__DESCRIPTION OF THE TASK__: Omit every picture, then give all the entries again exactly.

Stored data:
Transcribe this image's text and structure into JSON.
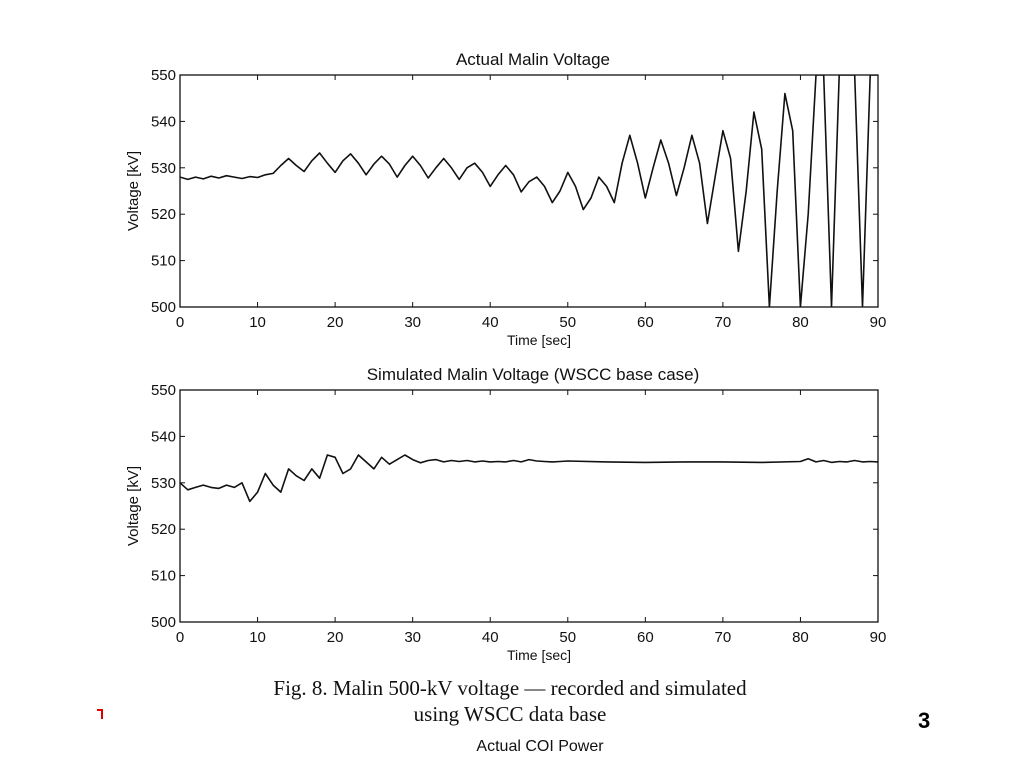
{
  "chart_data": [
    {
      "type": "line",
      "title": "Actual Malin Voltage",
      "xlabel": "Time [sec]",
      "ylabel": "Voltage [kV]",
      "xlim": [
        0,
        90
      ],
      "ylim": [
        500,
        550
      ],
      "xticks": [
        0,
        10,
        20,
        30,
        40,
        50,
        60,
        70,
        80,
        90
      ],
      "yticks": [
        500,
        510,
        520,
        530,
        540,
        550
      ],
      "grid": false,
      "series": [
        {
          "x": [
            0,
            1,
            2,
            3,
            4,
            5,
            6,
            7,
            8,
            9,
            10,
            11,
            12,
            13,
            14,
            15,
            16,
            17,
            18,
            19,
            20,
            21,
            22,
            23,
            24,
            25,
            26,
            27,
            28,
            29,
            30,
            31,
            32,
            33,
            34,
            35,
            36,
            37,
            38,
            39,
            40,
            41,
            42,
            43,
            44,
            45,
            46,
            47,
            48,
            49,
            50,
            51,
            52,
            53,
            54,
            55,
            56,
            57,
            58,
            59,
            60,
            61,
            62,
            63,
            64,
            65,
            66,
            67,
            68,
            69,
            70,
            71,
            72,
            73,
            74,
            75,
            76,
            77,
            78,
            79,
            80,
            81,
            82,
            83,
            84,
            85,
            86,
            87,
            88,
            89,
            90
          ],
          "values": [
            528,
            527.5,
            528,
            527.6,
            528.2,
            527.8,
            528.3,
            528,
            527.7,
            528.1,
            527.9,
            528.5,
            528.8,
            530.5,
            532,
            530.5,
            529.2,
            531.5,
            533.2,
            531,
            529,
            531.5,
            533,
            531,
            528.5,
            530.8,
            532.5,
            530.8,
            528,
            530.5,
            532.5,
            530.5,
            527.8,
            530,
            532,
            530,
            527.5,
            530,
            531,
            529,
            526,
            528.5,
            530.5,
            528.5,
            524.8,
            527,
            528,
            526,
            522.5,
            525,
            529,
            526,
            521,
            523.5,
            528,
            526,
            522.5,
            531,
            537,
            531,
            523.5,
            530,
            536,
            531,
            524,
            530,
            537,
            531,
            518,
            528,
            538,
            532,
            512,
            525,
            542,
            534,
            500,
            525,
            546,
            538,
            500,
            520,
            550,
            550,
            500,
            550,
            550,
            550,
            500,
            550,
            550
          ]
        }
      ]
    },
    {
      "type": "line",
      "title": "Simulated Malin Voltage (WSCC base case)",
      "xlabel": "Time [sec]",
      "ylabel": "Voltage [kV]",
      "xlim": [
        0,
        90
      ],
      "ylim": [
        500,
        550
      ],
      "xticks": [
        0,
        10,
        20,
        30,
        40,
        50,
        60,
        70,
        80,
        90
      ],
      "yticks": [
        500,
        510,
        520,
        530,
        540,
        550
      ],
      "grid": false,
      "series": [
        {
          "x": [
            0,
            1,
            2,
            3,
            4,
            5,
            6,
            7,
            8,
            9,
            10,
            11,
            12,
            13,
            14,
            15,
            16,
            17,
            18,
            19,
            20,
            21,
            22,
            23,
            24,
            25,
            26,
            27,
            28,
            29,
            30,
            31,
            32,
            33,
            34,
            35,
            36,
            37,
            38,
            39,
            40,
            41,
            42,
            43,
            44,
            45,
            46,
            47,
            48,
            49,
            50,
            55,
            60,
            65,
            70,
            75,
            80,
            81,
            82,
            83,
            84,
            85,
            86,
            87,
            88,
            89,
            90
          ],
          "values": [
            530,
            528.5,
            529,
            529.5,
            529,
            528.8,
            529.5,
            529,
            530,
            526,
            528,
            532,
            529.5,
            528,
            533,
            531.5,
            530.5,
            533,
            531,
            536,
            535.5,
            532,
            533,
            536,
            534.5,
            533,
            535.5,
            534,
            535,
            536,
            535,
            534.3,
            534.8,
            535,
            534.5,
            534.8,
            534.6,
            534.8,
            534.5,
            534.7,
            534.5,
            534.6,
            534.5,
            534.8,
            534.5,
            535,
            534.7,
            534.6,
            534.5,
            534.6,
            534.7,
            534.5,
            534.4,
            534.5,
            534.5,
            534.4,
            534.6,
            535.2,
            534.5,
            534.8,
            534.4,
            534.6,
            534.5,
            534.8,
            534.5,
            534.6,
            534.5
          ]
        }
      ]
    }
  ],
  "caption": {
    "line1": "Fig. 8. Malin 500-kV voltage — recorded and simulated",
    "line2": "using WSCC data base"
  },
  "footer_label": "Actual COI Power",
  "page_number": "3",
  "colors": {
    "line": "#111111",
    "accent_mark": "#e00000"
  }
}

__COMPLETED TASK__:
Transcribe this image's text and structure into JSON.
{
  "chart_data": [
    {
      "type": "line",
      "title": "Actual Malin Voltage",
      "xlabel": "Time [sec]",
      "ylabel": "Voltage [kV]",
      "xlim": [
        0,
        90
      ],
      "ylim": [
        500,
        550
      ],
      "xticks": [
        0,
        10,
        20,
        30,
        40,
        50,
        60,
        70,
        80,
        90
      ],
      "yticks": [
        500,
        510,
        520,
        530,
        540,
        550
      ],
      "grid": false,
      "series": [
        {
          "x": [
            0,
            1,
            2,
            3,
            4,
            5,
            6,
            7,
            8,
            9,
            10,
            11,
            12,
            13,
            14,
            15,
            16,
            17,
            18,
            19,
            20,
            21,
            22,
            23,
            24,
            25,
            26,
            27,
            28,
            29,
            30,
            31,
            32,
            33,
            34,
            35,
            36,
            37,
            38,
            39,
            40,
            41,
            42,
            43,
            44,
            45,
            46,
            47,
            48,
            49,
            50,
            51,
            52,
            53,
            54,
            55,
            56,
            57,
            58,
            59,
            60,
            61,
            62,
            63,
            64,
            65,
            66,
            67,
            68,
            69,
            70,
            71,
            72,
            73,
            74,
            75,
            76,
            77,
            78,
            79,
            80,
            81,
            82,
            83,
            84,
            85,
            86,
            87,
            88,
            89,
            90
          ],
          "values": [
            528,
            527.5,
            528,
            527.6,
            528.2,
            527.8,
            528.3,
            528,
            527.7,
            528.1,
            527.9,
            528.5,
            528.8,
            530.5,
            532,
            530.5,
            529.2,
            531.5,
            533.2,
            531,
            529,
            531.5,
            533,
            531,
            528.5,
            530.8,
            532.5,
            530.8,
            528,
            530.5,
            532.5,
            530.5,
            527.8,
            530,
            532,
            530,
            527.5,
            530,
            531,
            529,
            526,
            528.5,
            530.5,
            528.5,
            524.8,
            527,
            528,
            526,
            522.5,
            525,
            529,
            526,
            521,
            523.5,
            528,
            526,
            522.5,
            531,
            537,
            531,
            523.5,
            530,
            536,
            531,
            524,
            530,
            537,
            531,
            518,
            528,
            538,
            532,
            512,
            525,
            542,
            534,
            500,
            525,
            546,
            538,
            500,
            520,
            550,
            550,
            500,
            550,
            550,
            550,
            500,
            550,
            550
          ]
        }
      ]
    },
    {
      "type": "line",
      "title": "Simulated Malin Voltage (WSCC base case)",
      "xlabel": "Time [sec]",
      "ylabel": "Voltage [kV]",
      "xlim": [
        0,
        90
      ],
      "ylim": [
        500,
        550
      ],
      "xticks": [
        0,
        10,
        20,
        30,
        40,
        50,
        60,
        70,
        80,
        90
      ],
      "yticks": [
        500,
        510,
        520,
        530,
        540,
        550
      ],
      "grid": false,
      "series": [
        {
          "x": [
            0,
            1,
            2,
            3,
            4,
            5,
            6,
            7,
            8,
            9,
            10,
            11,
            12,
            13,
            14,
            15,
            16,
            17,
            18,
            19,
            20,
            21,
            22,
            23,
            24,
            25,
            26,
            27,
            28,
            29,
            30,
            31,
            32,
            33,
            34,
            35,
            36,
            37,
            38,
            39,
            40,
            41,
            42,
            43,
            44,
            45,
            46,
            47,
            48,
            49,
            50,
            55,
            60,
            65,
            70,
            75,
            80,
            81,
            82,
            83,
            84,
            85,
            86,
            87,
            88,
            89,
            90
          ],
          "values": [
            530,
            528.5,
            529,
            529.5,
            529,
            528.8,
            529.5,
            529,
            530,
            526,
            528,
            532,
            529.5,
            528,
            533,
            531.5,
            530.5,
            533,
            531,
            536,
            535.5,
            532,
            533,
            536,
            534.5,
            533,
            535.5,
            534,
            535,
            536,
            535,
            534.3,
            534.8,
            535,
            534.5,
            534.8,
            534.6,
            534.8,
            534.5,
            534.7,
            534.5,
            534.6,
            534.5,
            534.8,
            534.5,
            535,
            534.7,
            534.6,
            534.5,
            534.6,
            534.7,
            534.5,
            534.4,
            534.5,
            534.5,
            534.4,
            534.6,
            535.2,
            534.5,
            534.8,
            534.4,
            534.6,
            534.5,
            534.8,
            534.5,
            534.6,
            534.5
          ]
        }
      ]
    }
  ],
  "caption": {
    "line1": "Fig. 8. Malin 500-kV voltage — recorded and simulated",
    "line2": "using WSCC data base"
  },
  "footer_label": "Actual COI Power",
  "page_number": "3",
  "colors": {
    "line": "#111111",
    "accent_mark": "#e00000"
  }
}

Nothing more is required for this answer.